**What to work on:** Restate, word for word, every line of the data.

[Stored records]
↓↓↓

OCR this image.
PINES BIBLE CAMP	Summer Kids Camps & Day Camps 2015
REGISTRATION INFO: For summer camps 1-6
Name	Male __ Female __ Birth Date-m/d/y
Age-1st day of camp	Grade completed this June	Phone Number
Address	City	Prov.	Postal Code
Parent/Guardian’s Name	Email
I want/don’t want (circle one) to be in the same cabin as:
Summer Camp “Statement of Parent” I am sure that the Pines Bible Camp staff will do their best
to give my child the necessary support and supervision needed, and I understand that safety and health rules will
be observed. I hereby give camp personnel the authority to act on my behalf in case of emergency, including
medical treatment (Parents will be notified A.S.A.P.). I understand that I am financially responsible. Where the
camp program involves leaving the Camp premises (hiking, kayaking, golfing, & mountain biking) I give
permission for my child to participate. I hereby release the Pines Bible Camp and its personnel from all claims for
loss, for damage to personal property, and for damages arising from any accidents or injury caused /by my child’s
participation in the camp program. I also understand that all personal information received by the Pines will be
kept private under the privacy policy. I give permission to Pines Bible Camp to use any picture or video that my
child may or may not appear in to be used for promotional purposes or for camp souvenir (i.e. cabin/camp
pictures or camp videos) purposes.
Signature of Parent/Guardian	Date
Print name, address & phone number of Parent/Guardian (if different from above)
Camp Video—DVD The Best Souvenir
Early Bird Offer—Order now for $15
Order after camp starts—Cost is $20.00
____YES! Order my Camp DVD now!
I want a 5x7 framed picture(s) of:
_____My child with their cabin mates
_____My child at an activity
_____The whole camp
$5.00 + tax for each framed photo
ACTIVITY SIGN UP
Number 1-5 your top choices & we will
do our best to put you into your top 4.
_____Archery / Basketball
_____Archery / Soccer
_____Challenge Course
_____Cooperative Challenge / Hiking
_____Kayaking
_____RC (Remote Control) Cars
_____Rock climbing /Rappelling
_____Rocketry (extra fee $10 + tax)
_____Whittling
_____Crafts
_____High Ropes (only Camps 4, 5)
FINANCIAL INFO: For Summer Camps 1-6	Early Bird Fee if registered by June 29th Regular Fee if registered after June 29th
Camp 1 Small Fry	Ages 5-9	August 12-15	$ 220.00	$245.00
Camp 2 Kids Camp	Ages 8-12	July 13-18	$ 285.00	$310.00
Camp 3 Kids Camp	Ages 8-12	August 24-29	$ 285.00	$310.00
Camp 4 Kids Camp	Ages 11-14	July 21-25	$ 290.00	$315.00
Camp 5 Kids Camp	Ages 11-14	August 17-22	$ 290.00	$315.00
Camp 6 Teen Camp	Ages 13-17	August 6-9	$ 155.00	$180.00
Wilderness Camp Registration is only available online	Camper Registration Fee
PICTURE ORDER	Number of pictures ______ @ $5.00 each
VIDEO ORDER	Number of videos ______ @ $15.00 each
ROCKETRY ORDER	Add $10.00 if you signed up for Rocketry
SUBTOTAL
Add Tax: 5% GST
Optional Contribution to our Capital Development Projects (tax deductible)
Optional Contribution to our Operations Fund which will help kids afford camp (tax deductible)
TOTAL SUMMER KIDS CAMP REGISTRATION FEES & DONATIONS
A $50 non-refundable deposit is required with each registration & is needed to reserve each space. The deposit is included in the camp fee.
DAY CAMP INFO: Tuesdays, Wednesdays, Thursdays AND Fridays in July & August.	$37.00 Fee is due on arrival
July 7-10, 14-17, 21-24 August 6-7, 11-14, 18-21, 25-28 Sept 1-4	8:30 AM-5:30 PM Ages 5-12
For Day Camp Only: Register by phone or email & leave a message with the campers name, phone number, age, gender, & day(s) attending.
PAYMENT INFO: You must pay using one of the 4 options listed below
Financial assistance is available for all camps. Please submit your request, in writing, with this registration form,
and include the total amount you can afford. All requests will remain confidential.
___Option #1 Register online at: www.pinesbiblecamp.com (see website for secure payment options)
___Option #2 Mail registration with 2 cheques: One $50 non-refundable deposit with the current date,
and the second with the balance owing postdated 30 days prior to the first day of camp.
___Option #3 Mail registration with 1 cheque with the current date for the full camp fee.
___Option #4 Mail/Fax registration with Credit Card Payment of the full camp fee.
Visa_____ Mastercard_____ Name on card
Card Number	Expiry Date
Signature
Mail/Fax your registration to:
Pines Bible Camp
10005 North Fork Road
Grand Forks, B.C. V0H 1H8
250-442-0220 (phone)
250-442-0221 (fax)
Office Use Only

↑↑↑

**Answer:**
OCR this image.
PINES BIBLE CAMP	Summer Kids Camps & Day Camps 2015
REGISTRATION INFO: For summer camps 1-6
Name	Male __ Female __ Birth Date-m/d/y
Age-1st day of camp	Grade completed this June	Phone Number
Address	City	Prov.	Postal Code
Parent/Guardian’s Name	Email
I want/don’t want (circle one) to be in the same cabin as:
Summer Camp “Statement of Parent” I am sure that the Pines Bible Camp staff will do their best
to give my child the necessary support and supervision needed, and I understand that safety and health rules will
be observed. I hereby give camp personnel the authority to act on my behalf in case of emergency, including
medical treatment (Parents will be notified A.S.A.P.). I understand that I am financially responsible. Where the
camp program involves leaving the Camp premises (hiking, kayaking, golfing, & mountain biking) I give
permission for my child to participate. I hereby release the Pines Bible Camp and its personnel from all claims for
loss, for damage to personal property, and for damages arising from any accidents or injury caused /by my child’s
participation in the camp program. I also understand that all personal information received by the Pines will be
kept private under the privacy policy. I give permission to Pines Bible Camp to use any picture or video that my
child may or may not appear in to be used for promotional purposes or for camp souvenir (i.e. cabin/camp
pictures or camp videos) purposes.
Signature of Parent/Guardian	Date
Print name, address & phone number of Parent/Guardian (if different from above)
Camp Video—DVD The Best Souvenir
Early Bird Offer—Order now for $15
Order after camp starts—Cost is $20.00
____YES! Order my Camp DVD now!
I want a 5x7 framed picture(s) of:
_____My child with their cabin mates
_____My child at an activity
_____The whole camp
$5.00 + tax for each framed photo
ACTIVITY SIGN UP
Number 1-5 your top choices & we will
do our best to put you into your top 4.
_____Archery / Basketball
_____Archery / Soccer
_____Challenge Course
_____Cooperative Challenge / Hiking
_____Kayaking
_____RC (Remote Control) Cars
_____Rock climbing /Rappelling
_____Rocketry (extra fee $10 + tax)
_____Whittling
_____Crafts
_____High Ropes (only Camps 4, 5)
FINANCIAL INFO: For Summer Camps 1-6	Early Bird Fee if registered by June 29th Regular Fee if registered after June 29th
Camp 1 Small Fry	Ages 5-9	August 12-15	$ 220.00	$245.00
Camp 2 Kids Camp	Ages 8-12	July 13-18	$ 285.00	$310.00
Camp 3 Kids Camp	Ages 8-12	August 24-29	$ 285.00	$310.00
Camp 4 Kids Camp	Ages 11-14	July 21-25	$ 290.00	$315.00
Camp 5 Kids Camp	Ages 11-14	August 17-22	$ 290.00	$315.00
Camp 6 Teen Camp	Ages 13-17	August 6-9	$ 155.00	$180.00
Wilderness Camp Registration is only available online	Camper Registration Fee
PICTURE ORDER	Number of pictures ______ @ $5.00 each
VIDEO ORDER	Number of videos ______ @ $15.00 each
ROCKETRY ORDER	Add $10.00 if you signed up for Rocketry
SUBTOTAL
Add Tax: 5% GST
Optional Contribution to our Capital Development Projects (tax deductible)
Optional Contribution to our Operations Fund which will help kids afford camp (tax deductible)
TOTAL SUMMER KIDS CAMP REGISTRATION FEES & DONATIONS
A $50 non-refundable deposit is required with each registration & is needed to reserve each space. The deposit is included in the camp fee.
DAY CAMP INFO: Tuesdays, Wednesdays, Thursdays AND Fridays in July & August.	$37.00 Fee is due on arrival
July 7-10, 14-17, 21-24 August 6-7, 11-14, 18-21, 25-28 Sept 1-4	8:30 AM-5:30 PM Ages 5-12
For Day Camp Only: Register by phone or email & leave a message with the campers name, phone number, age, gender, & day(s) attending.
PAYMENT INFO: You must pay using one of the 4 options listed below
Financial assistance is available for all camps. Please submit your request, in writing, with this registration form,
and include the total amount you can afford. All requests will remain confidential.
___Option #1 Register online at: www.pinesbiblecamp.com (see website for secure payment options)
___Option #2 Mail registration with 2 cheques: One $50 non-refundable deposit with the current date,
and the second with the balance owing postdated 30 days prior to the first day of camp.
___Option #3 Mail registration with 1 cheque with the current date for the full camp fee.
___Option #4 Mail/Fax registration with Credit Card Payment of the full camp fee.
Visa_____ Mastercard_____ Name on card
Card Number	Expiry Date
Signature
Mail/Fax your registration to:
Pines Bible Camp
10005 North Fork Road
Grand Forks, B.C. V0H 1H8
250-442-0220 (phone)
250-442-0221 (fax)
Office Use Only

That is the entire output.